## YOUR INSTRUCTIONS
Sift the listing for lines that hold the string "screenshot" and pull them out.

** START RECORDS SUPPLIED **

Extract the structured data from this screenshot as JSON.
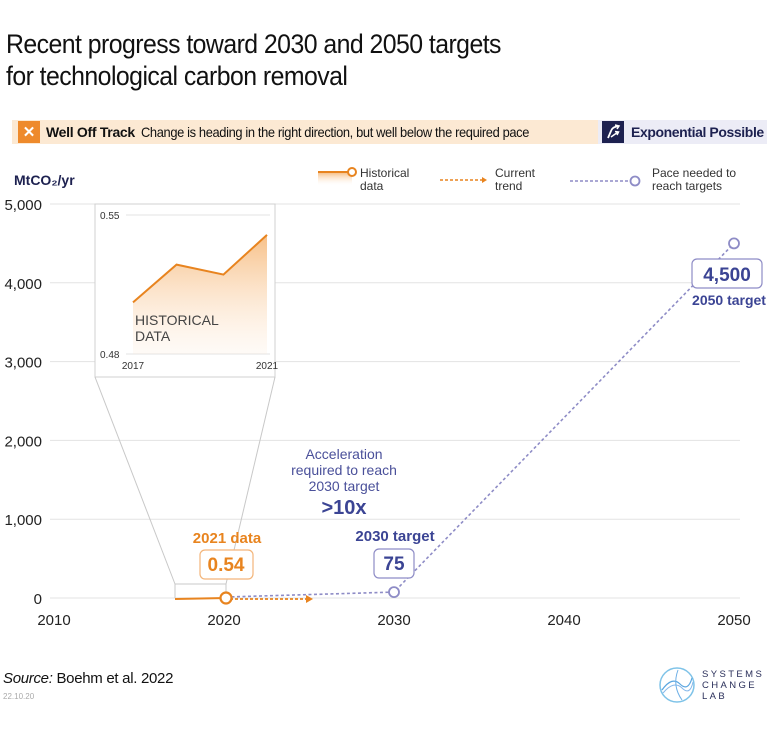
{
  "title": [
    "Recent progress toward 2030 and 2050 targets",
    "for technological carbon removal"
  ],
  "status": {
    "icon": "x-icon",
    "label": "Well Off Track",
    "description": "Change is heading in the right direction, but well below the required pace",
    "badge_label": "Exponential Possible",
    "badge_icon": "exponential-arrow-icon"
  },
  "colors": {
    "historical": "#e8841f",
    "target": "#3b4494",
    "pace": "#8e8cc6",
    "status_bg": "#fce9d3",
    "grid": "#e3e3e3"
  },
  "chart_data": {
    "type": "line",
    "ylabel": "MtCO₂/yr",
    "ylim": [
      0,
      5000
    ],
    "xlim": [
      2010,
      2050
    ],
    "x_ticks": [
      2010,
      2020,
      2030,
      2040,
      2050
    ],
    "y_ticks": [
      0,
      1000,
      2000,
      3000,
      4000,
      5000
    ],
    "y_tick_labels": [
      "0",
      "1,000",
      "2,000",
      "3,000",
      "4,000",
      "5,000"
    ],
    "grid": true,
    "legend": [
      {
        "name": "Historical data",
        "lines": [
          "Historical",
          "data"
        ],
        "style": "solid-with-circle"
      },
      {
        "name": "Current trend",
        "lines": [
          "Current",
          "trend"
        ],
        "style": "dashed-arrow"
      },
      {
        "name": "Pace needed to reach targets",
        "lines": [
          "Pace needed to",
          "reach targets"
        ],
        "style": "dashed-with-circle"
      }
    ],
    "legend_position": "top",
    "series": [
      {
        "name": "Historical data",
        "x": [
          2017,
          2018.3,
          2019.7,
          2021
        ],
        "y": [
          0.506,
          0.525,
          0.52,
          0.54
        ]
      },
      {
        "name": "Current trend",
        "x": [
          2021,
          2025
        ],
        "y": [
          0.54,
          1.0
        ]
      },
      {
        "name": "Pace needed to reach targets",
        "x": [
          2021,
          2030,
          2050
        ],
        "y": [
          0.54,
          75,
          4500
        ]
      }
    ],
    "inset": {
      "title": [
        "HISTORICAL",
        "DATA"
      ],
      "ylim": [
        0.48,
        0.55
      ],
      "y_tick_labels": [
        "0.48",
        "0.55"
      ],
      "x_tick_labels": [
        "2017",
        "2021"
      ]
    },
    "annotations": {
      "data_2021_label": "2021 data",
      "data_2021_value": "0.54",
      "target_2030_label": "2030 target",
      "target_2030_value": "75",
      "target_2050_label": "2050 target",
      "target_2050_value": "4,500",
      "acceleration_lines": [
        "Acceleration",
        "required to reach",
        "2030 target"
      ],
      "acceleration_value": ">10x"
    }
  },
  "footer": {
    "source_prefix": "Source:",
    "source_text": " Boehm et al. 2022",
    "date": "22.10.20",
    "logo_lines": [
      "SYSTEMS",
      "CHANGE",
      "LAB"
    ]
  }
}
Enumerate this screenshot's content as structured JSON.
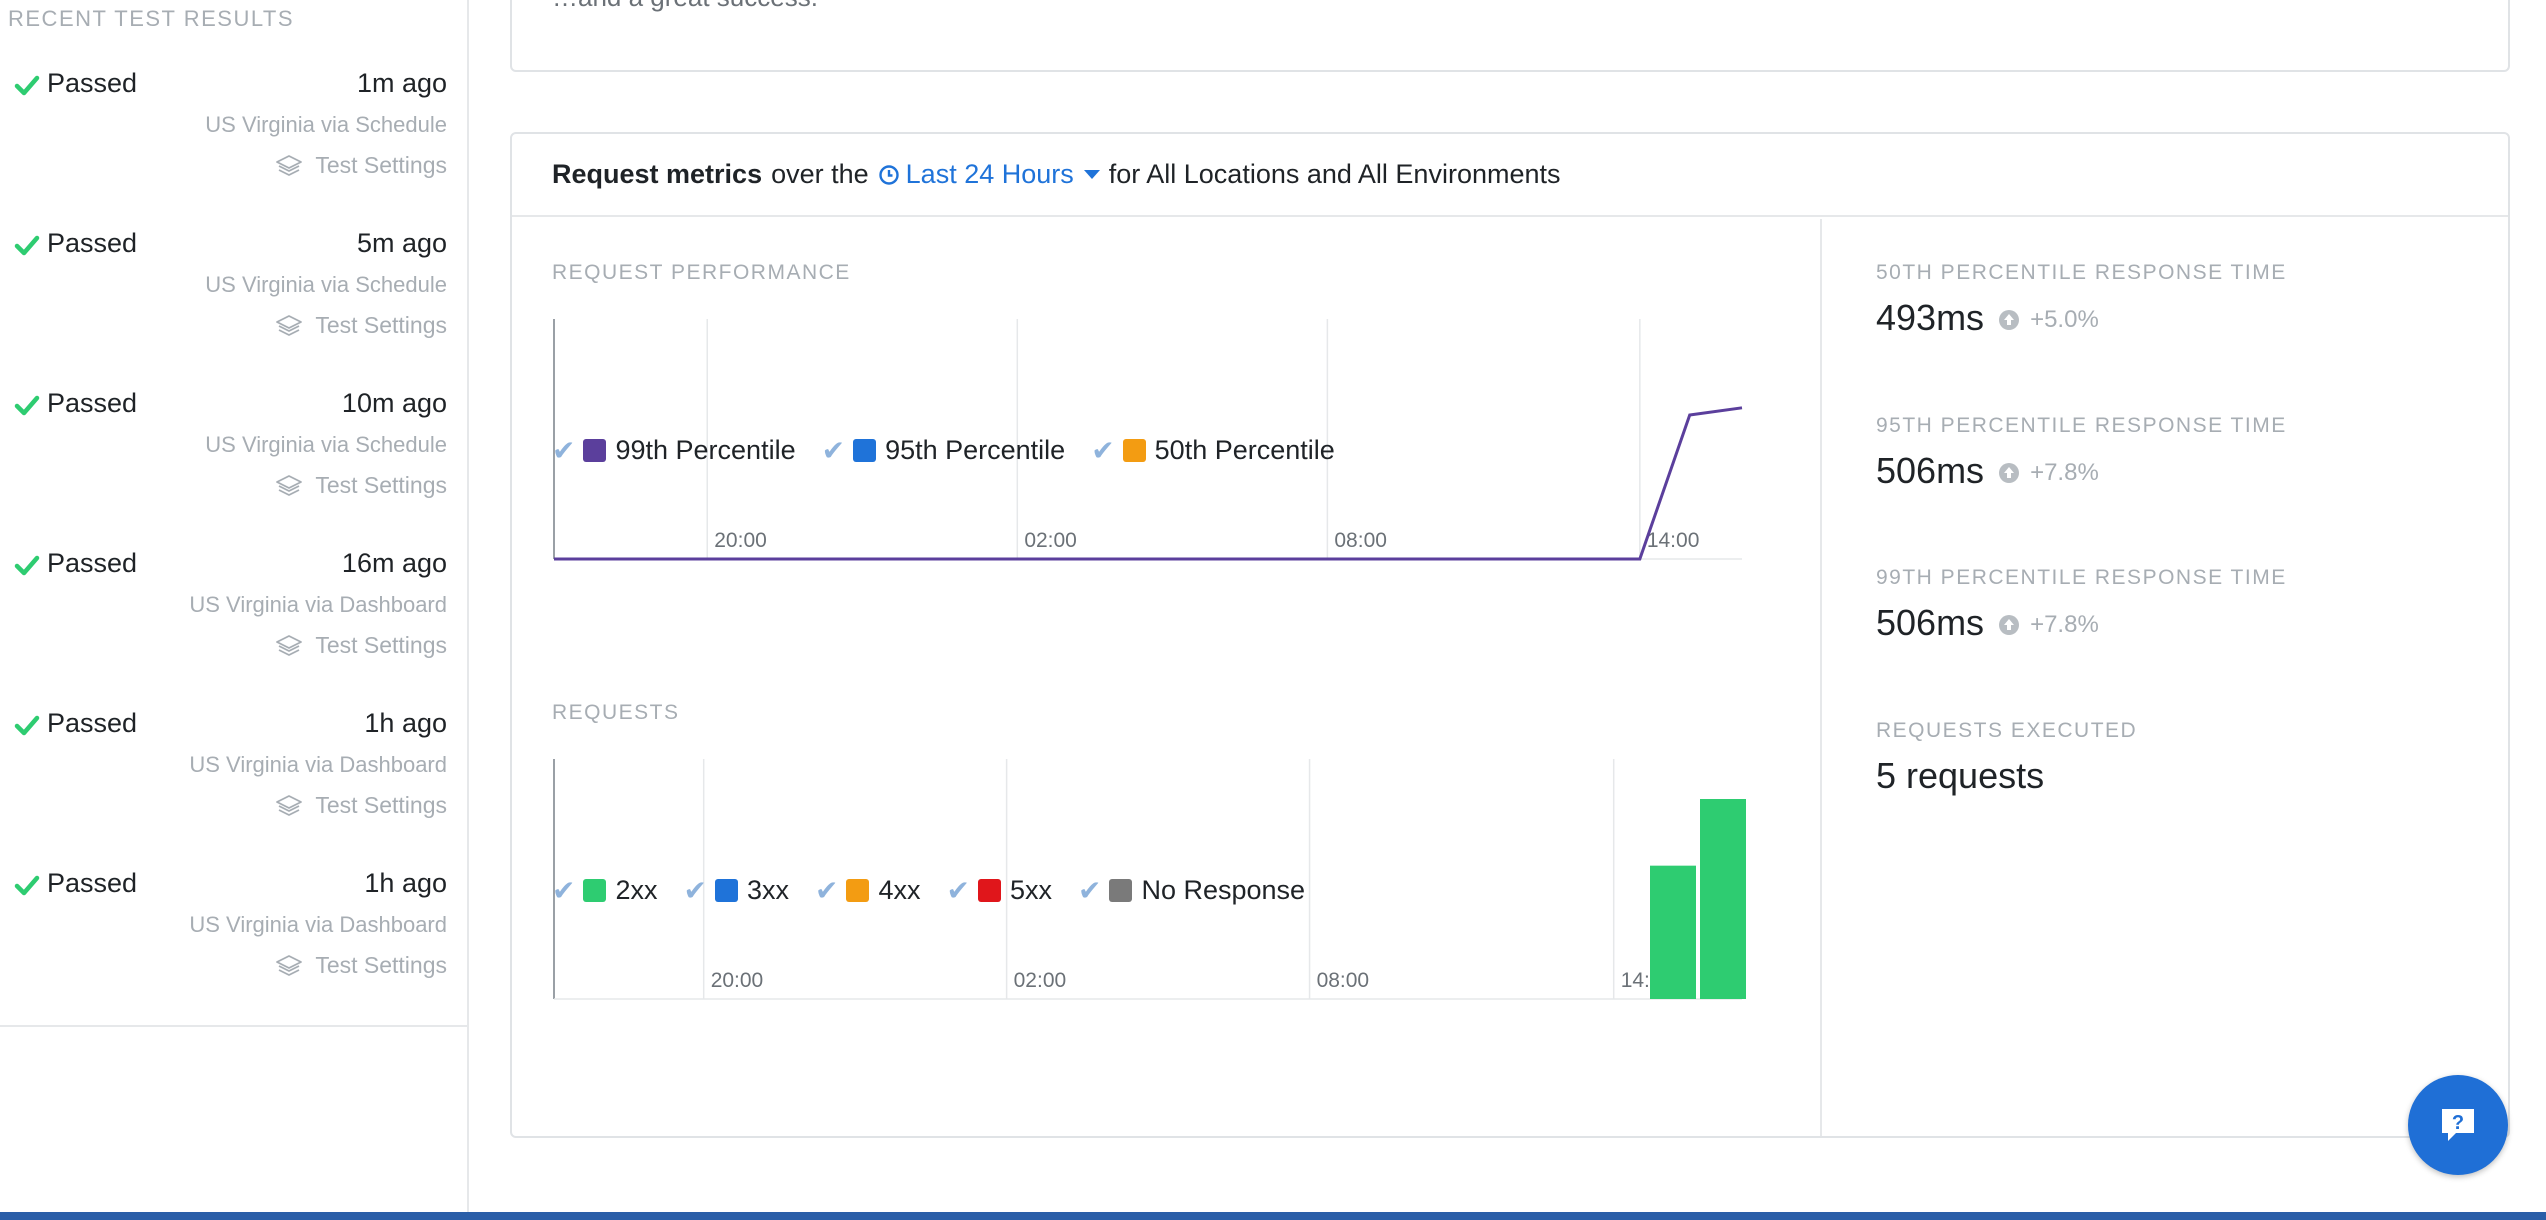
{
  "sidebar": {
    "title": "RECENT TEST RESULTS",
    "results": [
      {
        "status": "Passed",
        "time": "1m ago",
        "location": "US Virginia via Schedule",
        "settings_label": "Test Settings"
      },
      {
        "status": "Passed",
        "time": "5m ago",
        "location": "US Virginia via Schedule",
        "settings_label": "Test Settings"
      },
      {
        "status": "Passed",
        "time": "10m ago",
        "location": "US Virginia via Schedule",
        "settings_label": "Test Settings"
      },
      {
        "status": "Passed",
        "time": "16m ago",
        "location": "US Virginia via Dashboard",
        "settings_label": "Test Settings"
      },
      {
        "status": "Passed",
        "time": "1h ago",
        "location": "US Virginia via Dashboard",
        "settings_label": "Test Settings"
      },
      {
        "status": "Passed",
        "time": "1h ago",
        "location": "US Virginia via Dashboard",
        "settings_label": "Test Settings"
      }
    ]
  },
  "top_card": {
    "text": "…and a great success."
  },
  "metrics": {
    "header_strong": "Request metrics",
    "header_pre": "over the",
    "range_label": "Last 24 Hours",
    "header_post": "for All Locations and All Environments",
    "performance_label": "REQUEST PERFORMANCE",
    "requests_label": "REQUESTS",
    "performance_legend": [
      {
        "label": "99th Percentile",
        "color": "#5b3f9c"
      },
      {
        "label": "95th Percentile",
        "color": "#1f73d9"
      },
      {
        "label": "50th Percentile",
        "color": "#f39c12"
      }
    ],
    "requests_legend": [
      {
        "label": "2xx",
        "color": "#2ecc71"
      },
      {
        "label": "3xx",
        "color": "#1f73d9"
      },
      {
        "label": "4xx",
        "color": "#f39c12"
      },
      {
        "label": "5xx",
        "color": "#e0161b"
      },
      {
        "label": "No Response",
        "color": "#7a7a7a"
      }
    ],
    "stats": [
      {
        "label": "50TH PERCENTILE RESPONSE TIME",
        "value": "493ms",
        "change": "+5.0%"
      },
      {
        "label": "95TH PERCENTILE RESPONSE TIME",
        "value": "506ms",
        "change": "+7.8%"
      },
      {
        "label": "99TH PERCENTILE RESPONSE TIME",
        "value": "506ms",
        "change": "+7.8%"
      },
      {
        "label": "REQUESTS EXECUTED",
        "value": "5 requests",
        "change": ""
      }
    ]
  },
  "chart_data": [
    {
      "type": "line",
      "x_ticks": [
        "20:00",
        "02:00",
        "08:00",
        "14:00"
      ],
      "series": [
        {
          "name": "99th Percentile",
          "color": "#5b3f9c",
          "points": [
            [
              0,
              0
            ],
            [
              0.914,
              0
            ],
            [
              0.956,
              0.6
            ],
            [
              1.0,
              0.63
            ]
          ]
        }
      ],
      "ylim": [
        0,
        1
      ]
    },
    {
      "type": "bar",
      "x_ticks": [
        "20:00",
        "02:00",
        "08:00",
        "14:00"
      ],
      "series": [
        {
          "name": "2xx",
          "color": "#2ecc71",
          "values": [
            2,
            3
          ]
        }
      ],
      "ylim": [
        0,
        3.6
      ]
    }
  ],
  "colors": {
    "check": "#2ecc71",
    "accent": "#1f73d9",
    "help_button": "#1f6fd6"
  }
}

** END RECORDS SUPPLIED **

## PROBLEM SOLUTION
Extract the structured data from this screenshot as JSON.
Enumerate this screenshot's content as structured JSON.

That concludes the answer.